What you are asked to do: What lines of the data hold the string "frontend"? Pull each one out.

(Lines of data)
◇ ◇ ◇ ◇ ◇

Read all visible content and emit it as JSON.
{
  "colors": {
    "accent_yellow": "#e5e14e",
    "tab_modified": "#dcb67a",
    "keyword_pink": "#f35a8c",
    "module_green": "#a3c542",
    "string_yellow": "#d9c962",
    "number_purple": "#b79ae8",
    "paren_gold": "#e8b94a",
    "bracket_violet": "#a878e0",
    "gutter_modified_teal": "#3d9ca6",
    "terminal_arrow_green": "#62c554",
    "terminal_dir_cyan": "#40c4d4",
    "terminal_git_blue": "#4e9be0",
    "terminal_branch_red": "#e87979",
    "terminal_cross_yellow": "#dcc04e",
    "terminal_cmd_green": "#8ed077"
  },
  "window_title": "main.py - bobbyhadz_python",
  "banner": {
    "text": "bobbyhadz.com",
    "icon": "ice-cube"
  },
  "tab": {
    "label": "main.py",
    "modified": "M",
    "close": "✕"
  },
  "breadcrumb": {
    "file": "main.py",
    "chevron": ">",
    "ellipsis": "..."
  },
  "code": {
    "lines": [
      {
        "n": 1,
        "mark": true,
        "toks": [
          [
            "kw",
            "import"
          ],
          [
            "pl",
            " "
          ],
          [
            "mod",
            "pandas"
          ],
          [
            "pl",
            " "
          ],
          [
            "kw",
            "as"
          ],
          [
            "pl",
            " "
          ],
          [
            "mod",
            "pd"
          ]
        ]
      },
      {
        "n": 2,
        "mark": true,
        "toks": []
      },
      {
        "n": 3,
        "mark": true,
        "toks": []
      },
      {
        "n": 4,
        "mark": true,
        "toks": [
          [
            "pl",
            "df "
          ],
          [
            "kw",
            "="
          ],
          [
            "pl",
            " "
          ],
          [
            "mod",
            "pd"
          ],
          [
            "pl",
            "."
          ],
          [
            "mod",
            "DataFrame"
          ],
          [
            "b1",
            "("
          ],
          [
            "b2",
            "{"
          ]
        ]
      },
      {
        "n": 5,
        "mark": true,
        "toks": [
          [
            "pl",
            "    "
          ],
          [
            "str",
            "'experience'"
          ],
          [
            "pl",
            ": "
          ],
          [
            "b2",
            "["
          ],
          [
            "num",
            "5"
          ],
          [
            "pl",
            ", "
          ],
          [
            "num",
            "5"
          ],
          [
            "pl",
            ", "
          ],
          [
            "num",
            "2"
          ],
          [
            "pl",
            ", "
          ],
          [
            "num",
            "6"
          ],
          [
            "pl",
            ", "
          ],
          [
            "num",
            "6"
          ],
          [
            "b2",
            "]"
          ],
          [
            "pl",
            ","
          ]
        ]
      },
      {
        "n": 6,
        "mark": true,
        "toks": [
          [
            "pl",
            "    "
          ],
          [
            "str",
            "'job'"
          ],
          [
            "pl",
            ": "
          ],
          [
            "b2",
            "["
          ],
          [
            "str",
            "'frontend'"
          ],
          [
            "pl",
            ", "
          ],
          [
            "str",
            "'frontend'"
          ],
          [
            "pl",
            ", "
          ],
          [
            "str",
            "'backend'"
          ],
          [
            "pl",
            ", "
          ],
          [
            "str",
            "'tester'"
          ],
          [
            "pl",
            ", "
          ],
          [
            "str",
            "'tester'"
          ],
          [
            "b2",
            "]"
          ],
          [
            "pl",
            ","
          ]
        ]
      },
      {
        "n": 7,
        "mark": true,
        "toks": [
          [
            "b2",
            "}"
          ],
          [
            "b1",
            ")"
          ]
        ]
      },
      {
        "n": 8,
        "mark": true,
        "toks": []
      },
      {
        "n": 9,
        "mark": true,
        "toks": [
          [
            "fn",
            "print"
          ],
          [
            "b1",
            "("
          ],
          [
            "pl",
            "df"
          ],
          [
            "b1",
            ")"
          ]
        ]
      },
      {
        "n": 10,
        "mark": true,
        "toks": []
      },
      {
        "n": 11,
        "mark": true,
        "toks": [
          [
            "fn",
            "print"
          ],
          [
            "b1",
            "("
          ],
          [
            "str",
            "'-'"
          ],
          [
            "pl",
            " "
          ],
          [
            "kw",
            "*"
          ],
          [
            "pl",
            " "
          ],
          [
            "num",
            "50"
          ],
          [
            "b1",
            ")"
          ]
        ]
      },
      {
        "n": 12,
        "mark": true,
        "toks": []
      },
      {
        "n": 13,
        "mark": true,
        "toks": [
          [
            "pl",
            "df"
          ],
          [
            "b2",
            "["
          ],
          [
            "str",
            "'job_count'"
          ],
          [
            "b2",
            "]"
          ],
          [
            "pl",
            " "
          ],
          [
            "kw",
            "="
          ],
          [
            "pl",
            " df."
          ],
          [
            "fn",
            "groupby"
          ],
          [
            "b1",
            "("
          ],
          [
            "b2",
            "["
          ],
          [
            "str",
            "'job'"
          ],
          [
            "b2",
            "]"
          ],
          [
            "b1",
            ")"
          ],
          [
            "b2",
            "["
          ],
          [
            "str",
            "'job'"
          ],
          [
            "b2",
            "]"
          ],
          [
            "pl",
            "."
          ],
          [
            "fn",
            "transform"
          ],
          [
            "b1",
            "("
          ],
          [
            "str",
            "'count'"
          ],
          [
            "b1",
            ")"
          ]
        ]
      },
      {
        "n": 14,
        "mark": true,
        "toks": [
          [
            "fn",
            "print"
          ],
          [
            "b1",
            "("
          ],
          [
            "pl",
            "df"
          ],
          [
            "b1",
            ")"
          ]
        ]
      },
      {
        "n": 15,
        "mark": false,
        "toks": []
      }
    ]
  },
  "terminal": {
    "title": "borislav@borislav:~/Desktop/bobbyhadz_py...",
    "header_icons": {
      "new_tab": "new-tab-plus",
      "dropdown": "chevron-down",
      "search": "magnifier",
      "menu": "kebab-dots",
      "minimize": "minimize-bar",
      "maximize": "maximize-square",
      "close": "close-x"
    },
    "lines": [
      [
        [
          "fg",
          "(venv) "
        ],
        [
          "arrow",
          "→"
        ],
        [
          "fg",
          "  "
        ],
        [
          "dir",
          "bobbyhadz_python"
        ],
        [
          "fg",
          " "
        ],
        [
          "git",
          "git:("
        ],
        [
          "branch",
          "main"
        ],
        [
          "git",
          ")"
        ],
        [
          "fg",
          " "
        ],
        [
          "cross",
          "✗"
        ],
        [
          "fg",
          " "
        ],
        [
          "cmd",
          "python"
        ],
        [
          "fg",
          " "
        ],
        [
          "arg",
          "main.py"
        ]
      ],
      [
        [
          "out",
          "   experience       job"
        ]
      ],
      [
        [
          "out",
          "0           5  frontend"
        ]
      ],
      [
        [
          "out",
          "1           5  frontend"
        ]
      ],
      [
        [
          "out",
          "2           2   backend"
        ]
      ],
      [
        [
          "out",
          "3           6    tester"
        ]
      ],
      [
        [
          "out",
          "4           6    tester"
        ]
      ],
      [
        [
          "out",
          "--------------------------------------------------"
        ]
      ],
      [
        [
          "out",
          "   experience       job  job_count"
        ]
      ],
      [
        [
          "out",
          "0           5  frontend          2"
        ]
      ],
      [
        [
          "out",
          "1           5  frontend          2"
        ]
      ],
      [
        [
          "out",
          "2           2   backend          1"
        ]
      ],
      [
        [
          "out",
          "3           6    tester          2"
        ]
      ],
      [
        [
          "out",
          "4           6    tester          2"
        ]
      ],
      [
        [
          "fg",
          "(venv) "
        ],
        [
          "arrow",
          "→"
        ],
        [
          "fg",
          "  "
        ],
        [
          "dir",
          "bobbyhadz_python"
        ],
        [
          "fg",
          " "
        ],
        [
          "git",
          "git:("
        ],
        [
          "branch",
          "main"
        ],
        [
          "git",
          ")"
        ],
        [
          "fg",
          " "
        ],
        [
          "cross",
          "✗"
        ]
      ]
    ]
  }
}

◇ ◇ ◇ ◇ ◇

Full response:
            "'frontend'"
            "'frontend'"
          "0           5  frontend"
          "1           5  frontend"
          "0           5  frontend          2"
          "1           5  frontend          2"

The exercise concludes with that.